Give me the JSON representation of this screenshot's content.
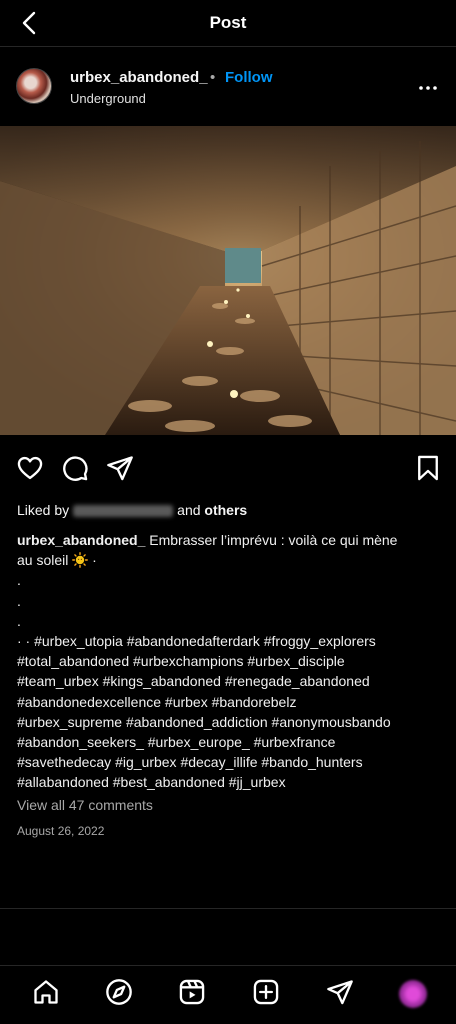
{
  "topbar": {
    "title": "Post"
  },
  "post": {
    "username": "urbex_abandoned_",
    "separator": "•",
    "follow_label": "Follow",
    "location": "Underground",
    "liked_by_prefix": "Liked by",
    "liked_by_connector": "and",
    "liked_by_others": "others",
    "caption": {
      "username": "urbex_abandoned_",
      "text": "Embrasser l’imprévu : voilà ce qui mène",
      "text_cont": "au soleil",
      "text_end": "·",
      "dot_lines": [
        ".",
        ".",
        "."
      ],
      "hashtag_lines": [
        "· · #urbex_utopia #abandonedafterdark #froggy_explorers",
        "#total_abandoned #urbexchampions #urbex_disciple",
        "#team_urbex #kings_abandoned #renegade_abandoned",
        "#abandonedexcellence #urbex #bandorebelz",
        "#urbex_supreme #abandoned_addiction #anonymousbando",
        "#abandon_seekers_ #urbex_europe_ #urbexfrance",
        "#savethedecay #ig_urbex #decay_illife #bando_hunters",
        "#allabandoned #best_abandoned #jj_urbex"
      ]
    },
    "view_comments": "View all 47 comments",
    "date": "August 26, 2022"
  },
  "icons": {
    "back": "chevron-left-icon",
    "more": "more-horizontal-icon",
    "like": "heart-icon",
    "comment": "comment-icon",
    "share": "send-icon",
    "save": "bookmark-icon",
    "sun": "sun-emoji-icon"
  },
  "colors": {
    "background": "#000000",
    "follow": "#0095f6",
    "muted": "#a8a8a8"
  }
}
---
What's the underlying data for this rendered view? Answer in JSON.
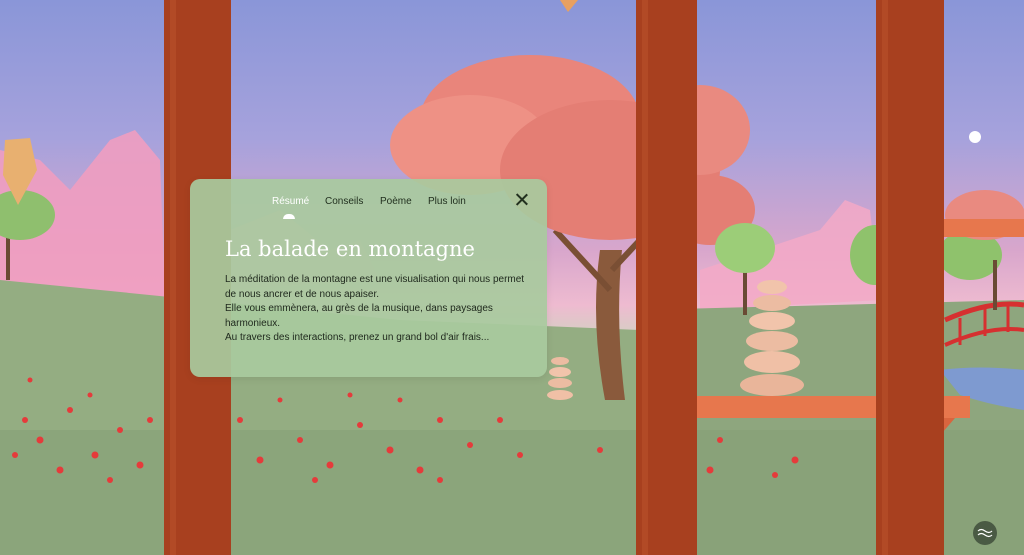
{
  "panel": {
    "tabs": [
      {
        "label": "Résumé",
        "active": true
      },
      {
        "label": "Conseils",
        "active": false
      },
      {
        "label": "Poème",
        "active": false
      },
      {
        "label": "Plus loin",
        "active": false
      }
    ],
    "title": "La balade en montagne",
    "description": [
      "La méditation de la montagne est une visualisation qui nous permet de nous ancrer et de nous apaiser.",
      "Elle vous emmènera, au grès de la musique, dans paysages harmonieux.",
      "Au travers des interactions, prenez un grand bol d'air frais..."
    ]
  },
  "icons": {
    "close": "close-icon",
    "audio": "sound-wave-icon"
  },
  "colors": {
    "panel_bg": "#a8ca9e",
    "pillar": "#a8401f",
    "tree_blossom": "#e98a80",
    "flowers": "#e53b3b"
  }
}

Stated exercise :: Search the entries for the word "montagne" and copy every line that has it.

Written reply ::
    "title": "La balade en montagne",
      "La méditation de la montagne est une visualisation qui nous permet de nous ancrer et de nous apaiser.",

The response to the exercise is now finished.